===== Available records =====

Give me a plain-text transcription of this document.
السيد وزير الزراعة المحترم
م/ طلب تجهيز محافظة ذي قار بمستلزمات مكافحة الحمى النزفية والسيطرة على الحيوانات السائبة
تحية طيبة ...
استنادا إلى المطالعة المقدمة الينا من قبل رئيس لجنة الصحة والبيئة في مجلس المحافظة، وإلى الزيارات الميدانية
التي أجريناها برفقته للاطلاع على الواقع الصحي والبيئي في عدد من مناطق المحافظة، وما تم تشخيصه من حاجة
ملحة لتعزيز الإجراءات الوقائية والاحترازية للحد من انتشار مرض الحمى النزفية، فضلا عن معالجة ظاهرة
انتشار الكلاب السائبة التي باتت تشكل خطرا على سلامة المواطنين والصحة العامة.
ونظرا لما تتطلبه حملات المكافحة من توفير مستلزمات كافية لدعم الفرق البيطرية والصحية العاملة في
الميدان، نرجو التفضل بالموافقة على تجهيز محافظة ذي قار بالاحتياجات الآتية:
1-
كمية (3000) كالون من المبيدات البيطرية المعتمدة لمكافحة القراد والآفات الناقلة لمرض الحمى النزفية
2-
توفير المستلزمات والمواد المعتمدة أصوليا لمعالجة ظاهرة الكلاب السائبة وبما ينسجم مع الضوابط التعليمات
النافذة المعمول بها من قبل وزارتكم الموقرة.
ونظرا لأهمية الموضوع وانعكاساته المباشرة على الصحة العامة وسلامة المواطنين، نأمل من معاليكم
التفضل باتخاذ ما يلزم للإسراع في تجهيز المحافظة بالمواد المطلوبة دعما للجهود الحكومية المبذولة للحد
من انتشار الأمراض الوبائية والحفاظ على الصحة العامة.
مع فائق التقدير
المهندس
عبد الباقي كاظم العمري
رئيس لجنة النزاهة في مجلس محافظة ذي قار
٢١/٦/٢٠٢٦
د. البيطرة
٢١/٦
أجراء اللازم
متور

=====

What the task requires
Reproduce all of the data exactly as given.

Correct response
Give me a plain-text transcription of this document.
السيد وزير الزراعة المحترم
م/ طلب تجهيز محافظة ذي قار بمستلزمات مكافحة الحمى النزفية والسيطرة على الحيوانات السائبة
تحية طيبة ...
استنادا إلى المطالعة المقدمة الينا من قبل رئيس لجنة الصحة والبيئة في مجلس المحافظة، وإلى الزيارات الميدانية
التي أجريناها برفقته للاطلاع على الواقع الصحي والبيئي في عدد من مناطق المحافظة، وما تم تشخيصه من حاجة
ملحة لتعزيز الإجراءات الوقائية والاحترازية للحد من انتشار مرض الحمى النزفية، فضلا عن معالجة ظاهرة
انتشار الكلاب السائبة التي باتت تشكل خطرا على سلامة المواطنين والصحة العامة.
ونظرا لما تتطلبه حملات المكافحة من توفير مستلزمات كافية لدعم الفرق البيطرية والصحية العاملة في
الميدان، نرجو التفضل بالموافقة على تجهيز محافظة ذي قار بالاحتياجات الآتية:
1-
كمية (3000) كالون من المبيدات البيطرية المعتمدة لمكافحة القراد والآفات الناقلة لمرض الحمى النزفية
2-
توفير المستلزمات والمواد المعتمدة أصوليا لمعالجة ظاهرة الكلاب السائبة وبما ينسجم مع الضوابط التعليمات
النافذة المعمول بها من قبل وزارتكم الموقرة.
ونظرا لأهمية الموضوع وانعكاساته المباشرة على الصحة العامة وسلامة المواطنين، نأمل من معاليكم
التفضل باتخاذ ما يلزم للإسراع في تجهيز المحافظة بالمواد المطلوبة دعما للجهود الحكومية المبذولة للحد
من انتشار الأمراض الوبائية والحفاظ على الصحة العامة.
مع فائق التقدير
المهندس
عبد الباقي كاظم العمري
رئيس لجنة النزاهة في مجلس محافظة ذي قار
٢١/٦/٢٠٢٦
د. البيطرة
٢١/٦
أجراء اللازم
متور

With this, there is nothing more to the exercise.